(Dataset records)
________
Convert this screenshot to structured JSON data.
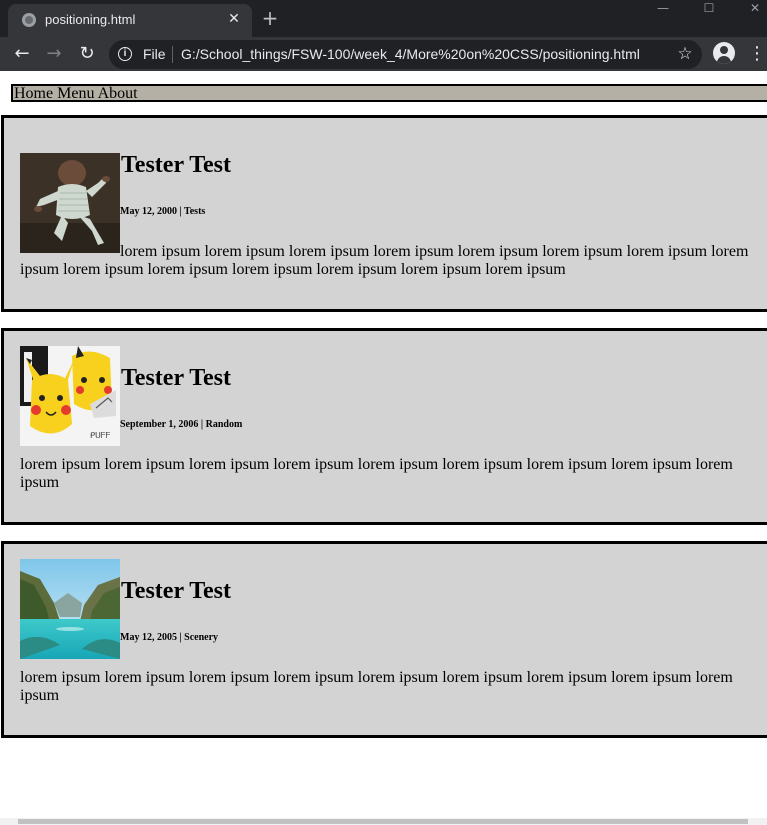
{
  "browser": {
    "tab_title": "positioning.html",
    "tab_close": "✕",
    "new_tab": "+",
    "window_controls": {
      "minimize": "—",
      "maximize": "☐",
      "close": "✕"
    },
    "nav": {
      "back": "←",
      "forward": "→",
      "reload": "↻"
    },
    "omnibox": {
      "info": "i",
      "scheme": "File",
      "url": "G:/School_things/FSW-100/week_4/More%20on%20CSS/positioning.html",
      "star": "☆"
    },
    "menu": "⋮"
  },
  "page": {
    "nav_items": [
      "Home",
      "Menu",
      "About"
    ],
    "posts": [
      {
        "title": "Tester Test",
        "date": "May 12, 2000",
        "separator": " | ",
        "category": "Tests",
        "body": "lorem ipsum lorem ipsum lorem ipsum lorem ipsum lorem ipsum lorem ipsum lorem ipsum lorem ipsum lorem ipsum lorem ipsum lorem ipsum lorem ipsum lorem ipsum lorem ipsum",
        "image": "dancing-baby-photo"
      },
      {
        "title": "Tester Test",
        "date": "September 1, 2006",
        "separator": " | ",
        "category": "Random",
        "body": "lorem ipsum lorem ipsum lorem ipsum lorem ipsum lorem ipsum lorem ipsum lorem ipsum lorem ipsum lorem ipsum",
        "image": "pikachu-collage"
      },
      {
        "title": "Tester Test",
        "date": "May 12, 2005",
        "separator": " | ",
        "category": "Scenery",
        "body": "lorem ipsum lorem ipsum lorem ipsum lorem ipsum lorem ipsum lorem ipsum lorem ipsum lorem ipsum lorem ipsum",
        "image": "mountain-lake-landscape"
      }
    ]
  },
  "colors": {
    "post_background": "#d3d3d3",
    "nav_background": "#b5b0a6",
    "border": "#000000"
  }
}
________
To do ->
Copy the listing exactly. Any image in it stays out of the copy.

Full answer ->
Convert this screenshot to structured JSON data.
{
  "browser": {
    "tab_title": "positioning.html",
    "tab_close": "✕",
    "new_tab": "+",
    "window_controls": {
      "minimize": "—",
      "maximize": "☐",
      "close": "✕"
    },
    "nav": {
      "back": "←",
      "forward": "→",
      "reload": "↻"
    },
    "omnibox": {
      "info": "i",
      "scheme": "File",
      "url": "G:/School_things/FSW-100/week_4/More%20on%20CSS/positioning.html",
      "star": "☆"
    },
    "menu": "⋮"
  },
  "page": {
    "nav_items": [
      "Home",
      "Menu",
      "About"
    ],
    "posts": [
      {
        "title": "Tester Test",
        "date": "May 12, 2000",
        "separator": " | ",
        "category": "Tests",
        "body": "lorem ipsum lorem ipsum lorem ipsum lorem ipsum lorem ipsum lorem ipsum lorem ipsum lorem ipsum lorem ipsum lorem ipsum lorem ipsum lorem ipsum lorem ipsum lorem ipsum",
        "image": "dancing-baby-photo"
      },
      {
        "title": "Tester Test",
        "date": "September 1, 2006",
        "separator": " | ",
        "category": "Random",
        "body": "lorem ipsum lorem ipsum lorem ipsum lorem ipsum lorem ipsum lorem ipsum lorem ipsum lorem ipsum lorem ipsum",
        "image": "pikachu-collage"
      },
      {
        "title": "Tester Test",
        "date": "May 12, 2005",
        "separator": " | ",
        "category": "Scenery",
        "body": "lorem ipsum lorem ipsum lorem ipsum lorem ipsum lorem ipsum lorem ipsum lorem ipsum lorem ipsum lorem ipsum",
        "image": "mountain-lake-landscape"
      }
    ]
  },
  "colors": {
    "post_background": "#d3d3d3",
    "nav_background": "#b5b0a6",
    "border": "#000000"
  }
}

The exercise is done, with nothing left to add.